[Collection entries]
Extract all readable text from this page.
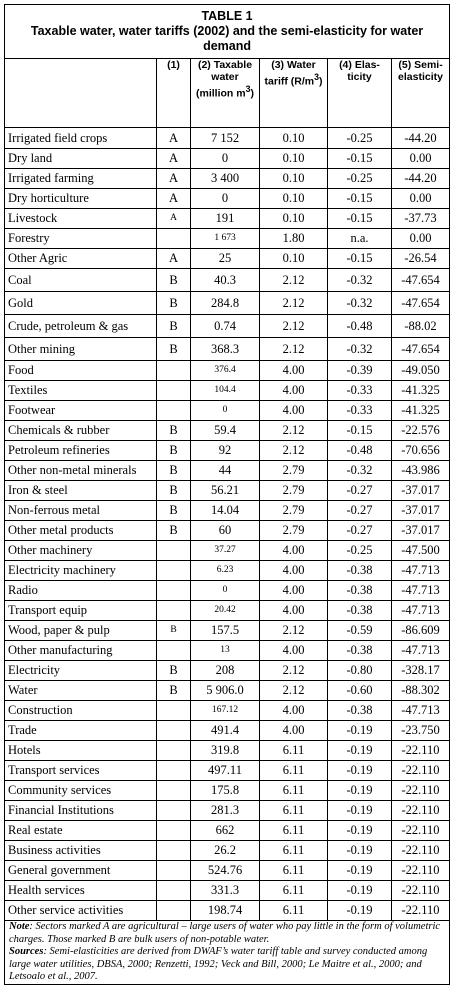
TABLE 1
Taxable water, water tariffs (2002) and the semi-elasticity for water demand					
	(1)	(2) Taxable water (million $m^3$)	(3) Water tariff $(R/m^3)$	(4) Elas-ticity	(5) Semi-elasticity
Irrigated field crops	A	7 152	0.10	-0.25	-44.20
Dry land	A	0	0.10	-0.15	0.00
Irrigated farming	A	3 400	0.10	-0.25	-44.20
Dry horticulture	A	0	0.10	-0.15	0.00
Livestock	A	191	0.10	-0.15	-37.73
Forestry		1 673	1.80	n.a.	0.00
Other Agric	A	25	0.10	-0.15	-26.54
Coal	B	40.3	2.12	-0.32	-47.654
Gold	B	284.8	2.12	-0.32	-47.654
Crude, petroleum & gas	B	0.74	2.12	-0.48	-88.02
Other mining	B	368.3	2.12	-0.32	-47.654
Food		376.4	4.00	-0.39	-49.050
Textiles		104.4	4.00	-0.33	-41.325
Footwear		0	4.00	-0.33	-41.325
Chemicals & rubber	B	59.4	2.12	-0.15	-22.576
Petroleum refineries	B	92	2.12	-0.48	-70.656
Other non-metal minerals	B	44	2.79	-0.32	-43.986
Iron & steel	B	56.21	2.79	-0.27	-37.017
Non-ferrous metal	B	14.04	2.79	-0.27	-37.017
Other metal products	B	60	2.79	-0.27	-37.017
Other machinery		37.27	4.00	-0.25	-47.500
Electricity machinery		6.23	4.00	-0.38	-47.713
Radio		0	4.00	-0.38	-47.713
Transport equip		20.42	4.00	-0.38	-47.713
Wood, paper & pulp	B	157.5	2.12	-0.59	-86.609
Other manufacturing		13	4.00	-0.38	-47.713
Electricity	B	208	2.12	-0.80	-328.17
Water	B	5 906.0	2.12	-0.60	-88.302
Construction		167.12	4.00	-0.38	-47.713
Trade		491.4	4.00	-0.19	-23.750
Hotels		319.8	6.11	-0.19	-22.110
Transport services		497.11	6.11	-0.19	-22.110
Community services		175.8	6.11	-0.19	-22.110
Financial Institutions		281.3	6.11	-0.19	-22.110
Real estate		662	6.11	-0.19	-22.110
Business activities		26.2	6.11	-0.19	-22.110
General government		524.76	6.11	-0.19	-22.110
Health services		331.3	6.11	-0.19	-22.110
Other service activities		198.74	6.11	-0.19	-22.110

Note: Sectors marked A are agricultural – large users of water who pay little in the form of volumetric charges. Those marked B are bulk users of non-potable water.

Sources: Semi-elasticities are derived from DWAF’s water tariff table and survey conducted among large water utilities, DBSA, 2000; Renzetti, 1992; Veck and Bill, 2000; Le Maitre et al., 2000; and Letsoalo et al., 2007.					
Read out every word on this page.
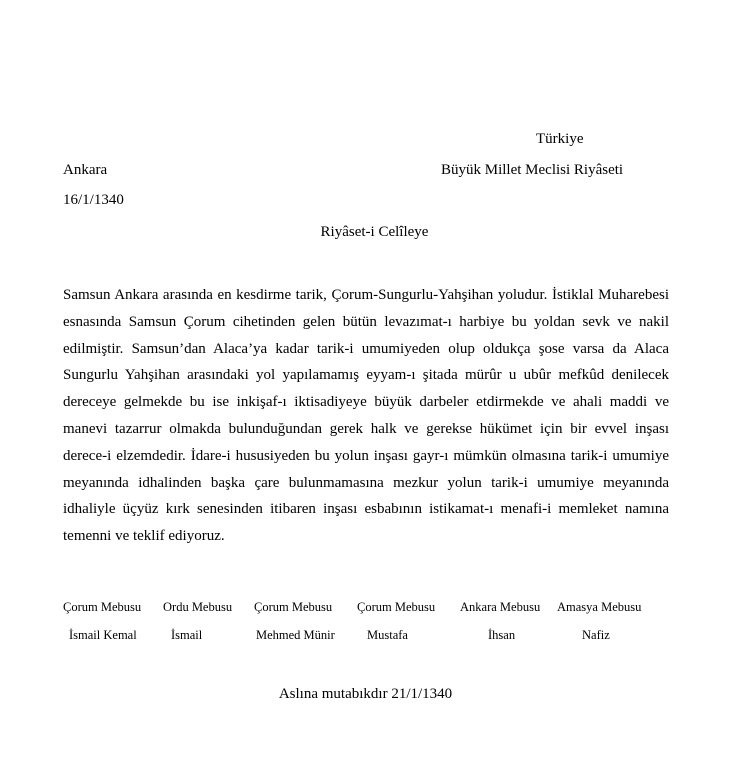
Türkiye
Ankara	Büyük Millet Meclisi Riyâseti
16/1/1340
Riyâset-i Celîleye

Samsun Ankara arasında en kesdirme tarik, Çorum-Sungurlu-Yahşihan yoludur. İstiklal Muharebesi esnasında Samsun Çorum cihetinden gelen bütün levazımat-ı harbiye bu yoldan sevk ve nakil edilmiştir. Samsun’dan Alaca’ya kadar tarik-i umumiyeden olup oldukça şose varsa da Alaca Sungurlu Yahşihan arasındaki yol yapılamamış eyyam-ı şitada mürûr u ubûr mefkûd denilecek dereceye gelmekde bu ise inkişaf-ı iktisadiyeye büyük darbeler etdirmekde ve ahali maddi ve manevi tazarrur olmakda bulunduğundan gerek halk ve gerekse hükümet için bir evvel inşası derece-i elzemdedir. İdare-i hususiyeden bu yolun inşası gayr-ı mümkün olmasına tarik-i umumiye meyanında idhalinden başka çare bulunmamasına mezkur yolun tarik-i umumiye meyanında idhaliyle üçyüz kırk senesinden itibaren inşası esbabının istikamat-ı menafi-i memleket namına temenni ve teklif ediyoruz.

Çorum Mebusu
İsmail Kemal
Ordu Mebusu
İsmail
Çorum Mebusu
Mehmed Münir
Çorum Mebusu
Mustafa
Ankara Mebusu
İhsan
Amasya Mebusu
Nafiz
Aslına mutabıkdır 21/1/1340
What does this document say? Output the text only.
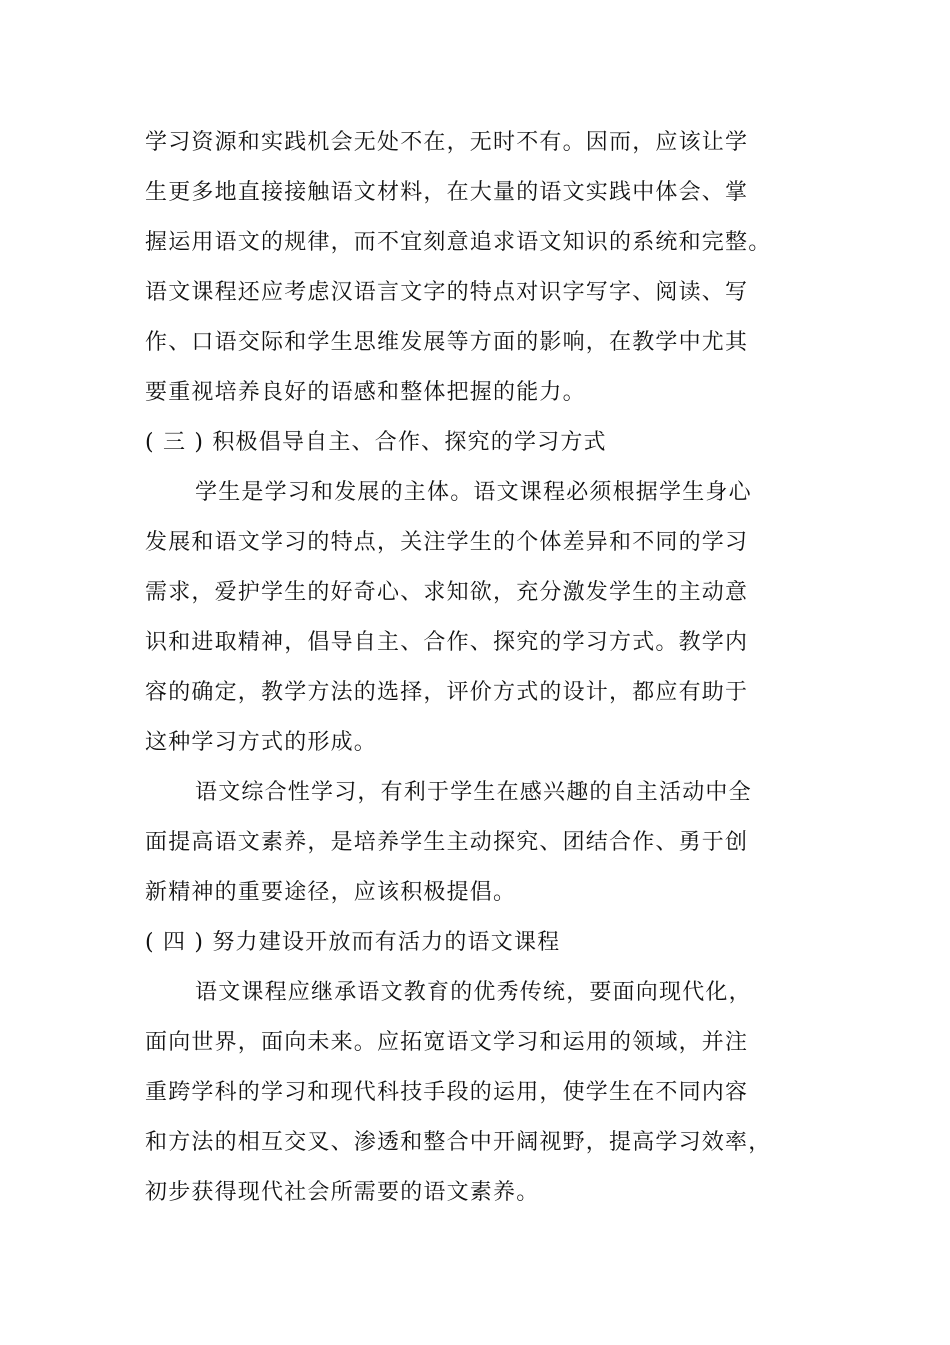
学习资源和实践机会无处不在，无时不有。因而，应该让学
生更多地直接接触语文材料，在大量的语文实践中体会、掌
握运用语文的规律，而不宜刻意追求语文知识的系统和完整。
语文课程还应考虑汉语言文字的特点对识字写字、阅读、写
作、口语交际和学生思维发展等方面的影响，在教学中尤其
要重视培养良好的语感和整体把握的能力。
( 三 ) 积极倡导自主、合作、探究的学习方式
学生是学习和发展的主体。语文课程必须根据学生身心
发展和语文学习的特点，关注学生的个体差异和不同的学习
需求，爱护学生的好奇心、求知欲，充分激发学生的主动意
识和进取精神，倡导自主、合作、探究的学习方式。教学内
容的确定，教学方法的选择，评价方式的设计，都应有助于
这种学习方式的形成。
语文综合性学习，有利于学生在感兴趣的自主活动中全
面提高语文素养，是培养学生主动探究、团结合作、勇于创
新精神的重要途径，应该积极提倡。
( 四 ) 努力建设开放而有活力的语文课程
语文课程应继承语文教育的优秀传统，要面向现代化，
面向世界，面向未来。应拓宽语文学习和运用的领域，并注
重跨学科的学习和现代科技手段的运用，使学生在不同内容
和方法的相互交叉、渗透和整合中开阔视野，提高学习效率，
初步获得现代社会所需要的语文素养。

◆ **WRITTEN TASK**: Pick out every line of the listing containing the word "large", and show those lines.

◆ **WORKED SOLUTION**:
Note: Sectors marked A are agricultural – large users of water who pay little in the form of volumetric charges. Those marked B are bulk users of non-potable water.
Sources: Semi-elasticities are derived from DWAF’s water tariff table and survey conducted among large water utilities, DBSA, 2000; Renzetti, 1992; Veck and Bill, 2000; Le Maitre et al., 2000; and Letsoalo et al., 2007.					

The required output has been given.